INSTRUCTIONS FOR THE TASK: Report, word for word, every line of the material that contains "birds".
— START LISTING —
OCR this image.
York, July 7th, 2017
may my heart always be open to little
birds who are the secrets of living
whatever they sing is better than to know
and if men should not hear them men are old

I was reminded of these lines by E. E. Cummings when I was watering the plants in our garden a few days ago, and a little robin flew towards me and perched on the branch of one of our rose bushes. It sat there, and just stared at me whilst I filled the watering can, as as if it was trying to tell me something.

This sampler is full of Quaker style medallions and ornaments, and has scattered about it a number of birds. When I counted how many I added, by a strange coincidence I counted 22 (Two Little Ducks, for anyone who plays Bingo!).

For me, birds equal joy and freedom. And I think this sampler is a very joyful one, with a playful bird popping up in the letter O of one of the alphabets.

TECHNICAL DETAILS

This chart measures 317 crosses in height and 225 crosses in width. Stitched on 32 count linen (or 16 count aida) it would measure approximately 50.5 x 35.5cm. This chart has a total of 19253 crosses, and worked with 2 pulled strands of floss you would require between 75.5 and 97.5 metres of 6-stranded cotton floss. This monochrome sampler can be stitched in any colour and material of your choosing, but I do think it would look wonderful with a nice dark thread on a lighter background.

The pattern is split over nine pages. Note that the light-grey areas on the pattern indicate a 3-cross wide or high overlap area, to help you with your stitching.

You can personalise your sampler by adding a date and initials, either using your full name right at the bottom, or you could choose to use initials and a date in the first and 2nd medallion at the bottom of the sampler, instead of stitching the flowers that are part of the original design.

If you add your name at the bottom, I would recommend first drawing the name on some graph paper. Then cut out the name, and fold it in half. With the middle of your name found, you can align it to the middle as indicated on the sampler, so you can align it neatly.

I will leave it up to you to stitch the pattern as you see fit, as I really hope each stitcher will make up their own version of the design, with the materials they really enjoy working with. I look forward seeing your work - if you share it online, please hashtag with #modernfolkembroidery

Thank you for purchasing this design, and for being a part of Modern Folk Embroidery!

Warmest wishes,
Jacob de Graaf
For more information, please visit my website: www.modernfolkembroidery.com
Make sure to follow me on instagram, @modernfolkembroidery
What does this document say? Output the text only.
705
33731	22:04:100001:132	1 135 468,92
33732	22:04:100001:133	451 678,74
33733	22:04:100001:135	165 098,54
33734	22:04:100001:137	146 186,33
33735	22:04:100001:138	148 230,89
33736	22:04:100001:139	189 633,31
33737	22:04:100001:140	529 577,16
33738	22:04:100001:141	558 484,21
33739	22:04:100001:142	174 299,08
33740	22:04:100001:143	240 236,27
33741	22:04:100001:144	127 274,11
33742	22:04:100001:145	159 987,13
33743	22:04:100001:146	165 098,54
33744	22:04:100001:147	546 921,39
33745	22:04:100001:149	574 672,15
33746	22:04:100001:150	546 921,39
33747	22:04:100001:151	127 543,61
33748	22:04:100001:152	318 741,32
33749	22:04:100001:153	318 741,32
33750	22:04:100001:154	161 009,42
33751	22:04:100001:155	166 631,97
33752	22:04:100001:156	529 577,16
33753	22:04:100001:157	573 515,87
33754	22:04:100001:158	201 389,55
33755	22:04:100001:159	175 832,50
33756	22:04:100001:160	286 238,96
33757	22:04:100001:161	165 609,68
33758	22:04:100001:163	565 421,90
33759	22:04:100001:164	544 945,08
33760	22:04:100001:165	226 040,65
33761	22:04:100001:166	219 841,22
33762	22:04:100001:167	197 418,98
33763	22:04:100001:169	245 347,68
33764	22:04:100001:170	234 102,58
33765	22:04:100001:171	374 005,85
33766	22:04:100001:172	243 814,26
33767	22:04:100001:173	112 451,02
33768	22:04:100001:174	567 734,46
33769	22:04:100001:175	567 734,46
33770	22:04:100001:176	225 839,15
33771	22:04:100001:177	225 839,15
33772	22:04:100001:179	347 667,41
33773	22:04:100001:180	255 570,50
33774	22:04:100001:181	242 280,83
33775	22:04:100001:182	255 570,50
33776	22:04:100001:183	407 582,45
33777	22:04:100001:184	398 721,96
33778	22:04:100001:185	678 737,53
— END LISTING —
SOLUTION TO THIS EXERCISE:
birds who are the secrets of living
This sampler is full of Quaker style medallions and ornaments, and has scattered about it a number of birds. When I counted how many I added, by a strange coincidence I counted 22 (Two Little Ducks, for anyone who plays Bingo!).
For me, birds equal joy and freedom. And I think this sampler is a very joyful one, with a playful bird popping up in the letter O of one of the alphabets.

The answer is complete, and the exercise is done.